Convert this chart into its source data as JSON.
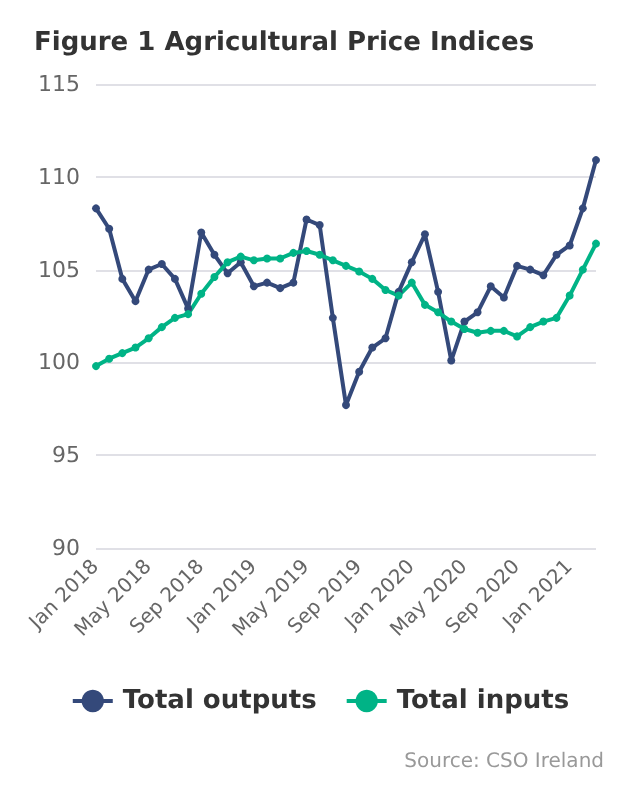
{
  "chart_data": {
    "type": "line",
    "title": "Figure 1 Agricultural Price Indices",
    "categories": [
      "Jan 2018",
      null,
      null,
      null,
      "May 2018",
      null,
      null,
      null,
      "Sep 2018",
      null,
      null,
      null,
      "Jan 2019",
      null,
      null,
      null,
      "May 2019",
      null,
      null,
      null,
      "Sep 2019",
      null,
      null,
      null,
      "Jan 2020",
      null,
      null,
      null,
      "May 2020",
      null,
      null,
      null,
      "Sep 2020",
      null,
      null,
      null,
      "Jan 2021",
      null,
      null
    ],
    "series": [
      {
        "name": "Total outputs",
        "color": "#34497a",
        "values": [
          108.3,
          107.2,
          104.5,
          103.3,
          105.0,
          105.3,
          104.5,
          102.9,
          107.0,
          105.8,
          104.8,
          105.4,
          104.1,
          104.3,
          104.0,
          104.3,
          107.7,
          107.4,
          102.4,
          97.7,
          99.5,
          100.8,
          101.3,
          103.8,
          105.4,
          106.9,
          103.8,
          100.1,
          102.2,
          102.7,
          104.1,
          103.5,
          105.2,
          105.0,
          104.7,
          105.8,
          106.3,
          108.3,
          110.9
        ]
      },
      {
        "name": "Total inputs",
        "color": "#00b386",
        "values": [
          99.8,
          100.2,
          100.5,
          100.8,
          101.3,
          101.9,
          102.4,
          102.6,
          103.7,
          104.6,
          105.4,
          105.7,
          105.5,
          105.6,
          105.6,
          105.9,
          106.0,
          105.8,
          105.5,
          105.2,
          104.9,
          104.5,
          103.9,
          103.6,
          104.3,
          103.1,
          102.7,
          102.2,
          101.8,
          101.6,
          101.7,
          101.7,
          101.4,
          101.9,
          102.2,
          102.4,
          103.6,
          105.0,
          106.4
        ]
      }
    ],
    "ylim": [
      90,
      115
    ],
    "yticks": [
      90,
      95,
      100,
      105,
      110,
      115
    ],
    "grid": "y",
    "legend": "bottom",
    "marker": "circle",
    "line_style": "solid",
    "annotations": [
      "Source: CSO Ireland"
    ]
  }
}
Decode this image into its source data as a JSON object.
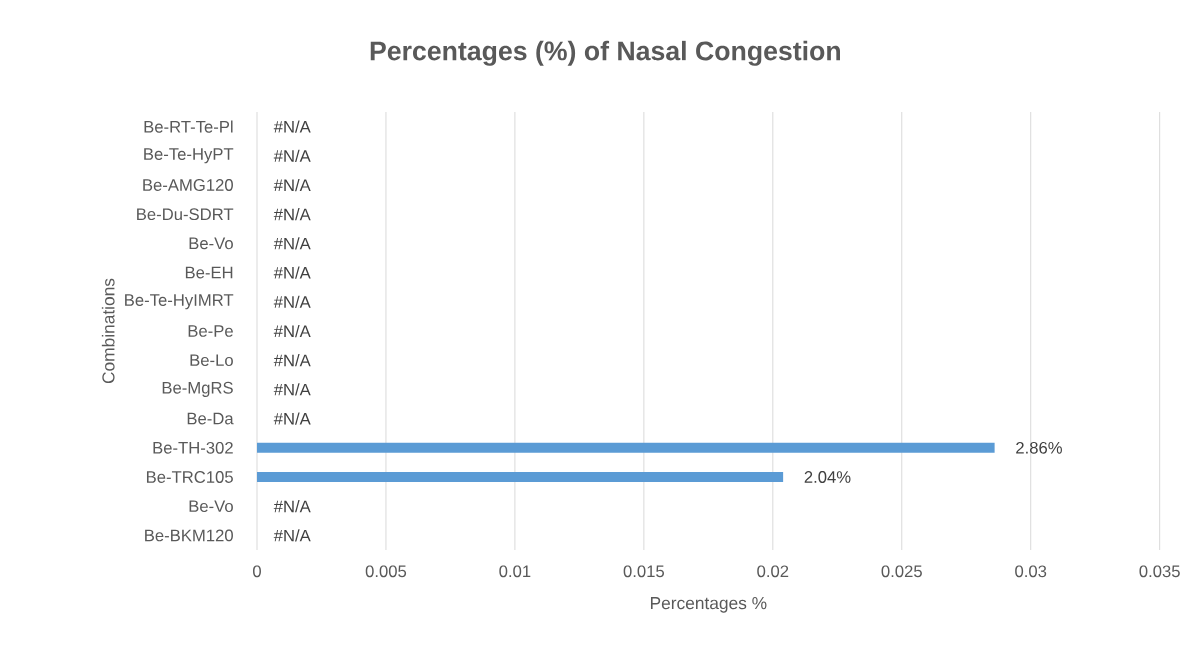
{
  "chart_data": {
    "type": "bar",
    "orientation": "horizontal",
    "title": "Percentages (%) of Nasal Congestion",
    "xlabel": "Percentages %",
    "ylabel": "Combinations",
    "categories": [
      "Be-RT-Te-Pl",
      "Be-Te-HyPT",
      "Be-AMG120",
      "Be-Du-SDRT",
      "Be-Vo",
      "Be-EH",
      "Be-Te-HyIMRT",
      "Be-Pe",
      "Be-Lo",
      "Be-MgRS",
      "Be-Da",
      "Be-TH-302",
      "Be-TRC105",
      "Be-Vo",
      "Be-BKM120"
    ],
    "values": [
      null,
      null,
      null,
      null,
      null,
      null,
      null,
      null,
      null,
      null,
      null,
      0.0286,
      0.0204,
      null,
      null
    ],
    "value_labels": [
      "#N/A",
      "#N/A",
      "#N/A",
      "#N/A",
      "#N/A",
      "#N/A",
      "#N/A",
      "#N/A",
      "#N/A",
      "#N/A",
      "#N/A",
      "2.86%",
      "2.04%",
      "#N/A",
      "#N/A"
    ],
    "color": "#5b9bd5",
    "xlim": [
      0,
      0.035
    ],
    "xticks": [
      0,
      0.005,
      0.01,
      0.015,
      0.02,
      0.025,
      0.03,
      0.035
    ],
    "grid": "x"
  }
}
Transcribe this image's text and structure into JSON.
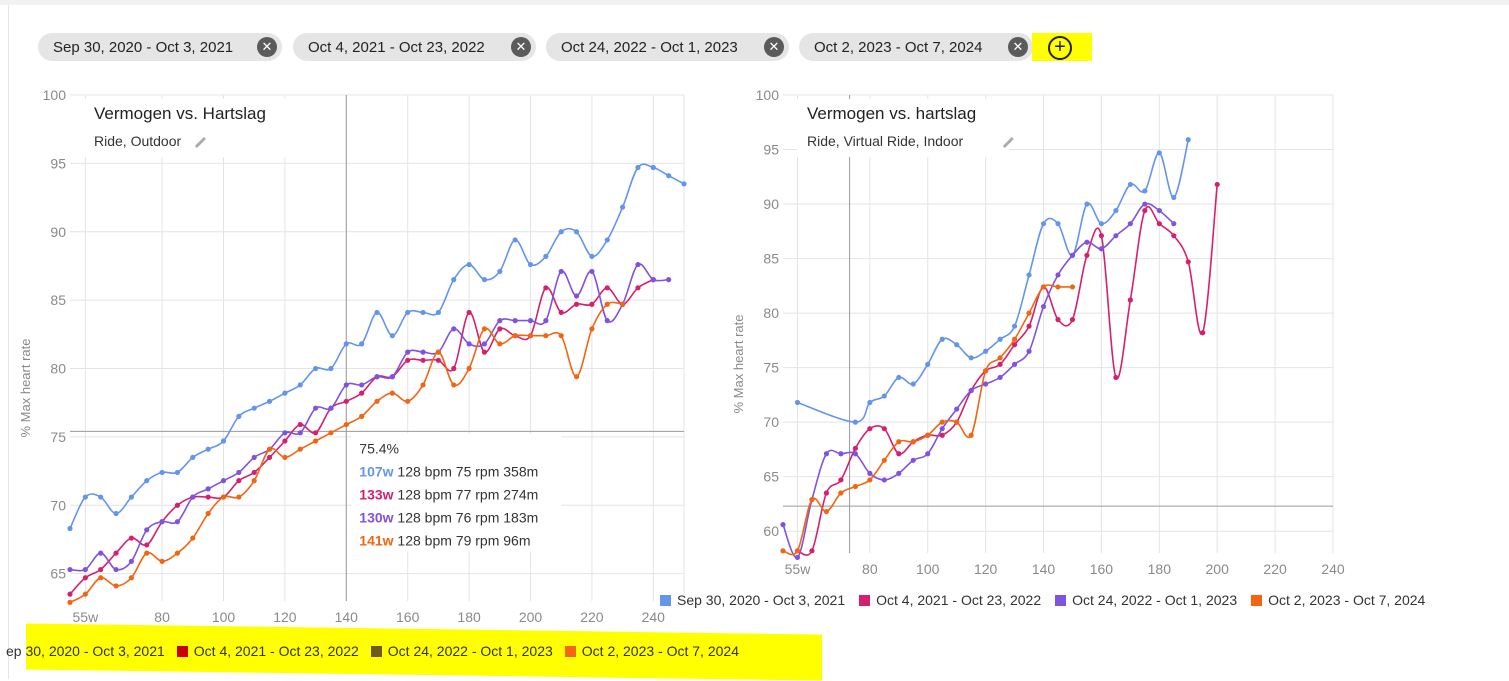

▬▬▬

* [Task goal]
Copy the records above exactly, leaving out every picture.

* [Expected answer]
Convert this chart into its source data as JSON.
{
  "chart_data": {
    "type": "line",
    "title": "Figure 1 Agricultural Price Indices",
    "categories": [
      "Jan 2018",
      null,
      null,
      null,
      "May 2018",
      null,
      null,
      null,
      "Sep 2018",
      null,
      null,
      null,
      "Jan 2019",
      null,
      null,
      null,
      "May 2019",
      null,
      null,
      null,
      "Sep 2019",
      null,
      null,
      null,
      "Jan 2020",
      null,
      null,
      null,
      "May 2020",
      null,
      null,
      null,
      "Sep 2020",
      null,
      null,
      null,
      "Jan 2021",
      null,
      null
    ],
    "series": [
      {
        "name": "Total outputs",
        "color": "#34497a",
        "values": [
          108.3,
          107.2,
          104.5,
          103.3,
          105.0,
          105.3,
          104.5,
          102.9,
          107.0,
          105.8,
          104.8,
          105.4,
          104.1,
          104.3,
          104.0,
          104.3,
          107.7,
          107.4,
          102.4,
          97.7,
          99.5,
          100.8,
          101.3,
          103.8,
          105.4,
          106.9,
          103.8,
          100.1,
          102.2,
          102.7,
          104.1,
          103.5,
          105.2,
          105.0,
          104.7,
          105.8,
          106.3,
          108.3,
          110.9
        ]
      },
      {
        "name": "Total inputs",
        "color": "#00b386",
        "values": [
          99.8,
          100.2,
          100.5,
          100.8,
          101.3,
          101.9,
          102.4,
          102.6,
          103.7,
          104.6,
          105.4,
          105.7,
          105.5,
          105.6,
          105.6,
          105.9,
          106.0,
          105.8,
          105.5,
          105.2,
          104.9,
          104.5,
          103.9,
          103.6,
          104.3,
          103.1,
          102.7,
          102.2,
          101.8,
          101.6,
          101.7,
          101.7,
          101.4,
          101.9,
          102.2,
          102.4,
          103.6,
          105.0,
          106.4
        ]
      }
    ],
    "ylim": [
      90,
      115
    ],
    "yticks": [
      90,
      95,
      100,
      105,
      110,
      115
    ],
    "grid": "y",
    "legend": "bottom",
    "marker": "circle",
    "line_style": "solid",
    "annotations": [
      "Source: CSO Ireland"
    ]
  }
}
Decode this image into its source data as a JSON object.
{
  "chart_data": {
    "type": "bar",
    "orientation": "horizontal",
    "title": "Percentages (%) of Nasal Congestion",
    "xlabel": "Percentages %",
    "ylabel": "Combinations",
    "categories": [
      "Be-RT-Te-Pl",
      "Be-Te-HyPT",
      "Be-AMG120",
      "Be-Du-SDRT",
      "Be-Vo",
      "Be-EH",
      "Be-Te-HyIMRT",
      "Be-Pe",
      "Be-Lo",
      "Be-MgRS",
      "Be-Da",
      "Be-TH-302",
      "Be-TRC105",
      "Be-Vo",
      "Be-BKM120"
    ],
    "values": [
      null,
      null,
      null,
      null,
      null,
      null,
      null,
      null,
      null,
      null,
      null,
      0.0286,
      0.0204,
      null,
      null
    ],
    "value_labels": [
      "#N/A",
      "#N/A",
      "#N/A",
      "#N/A",
      "#N/A",
      "#N/A",
      "#N/A",
      "#N/A",
      "#N/A",
      "#N/A",
      "#N/A",
      "2.86%",
      "2.04%",
      "#N/A",
      "#N/A"
    ],
    "color": "#5b9bd5",
    "xlim": [
      0,
      0.035
    ],
    "xticks": [
      0,
      0.005,
      0.01,
      0.015,
      0.02,
      0.025,
      0.03,
      0.035
    ],
    "grid": "x"
  }
}
Transcribe this image's text and structure into JSON.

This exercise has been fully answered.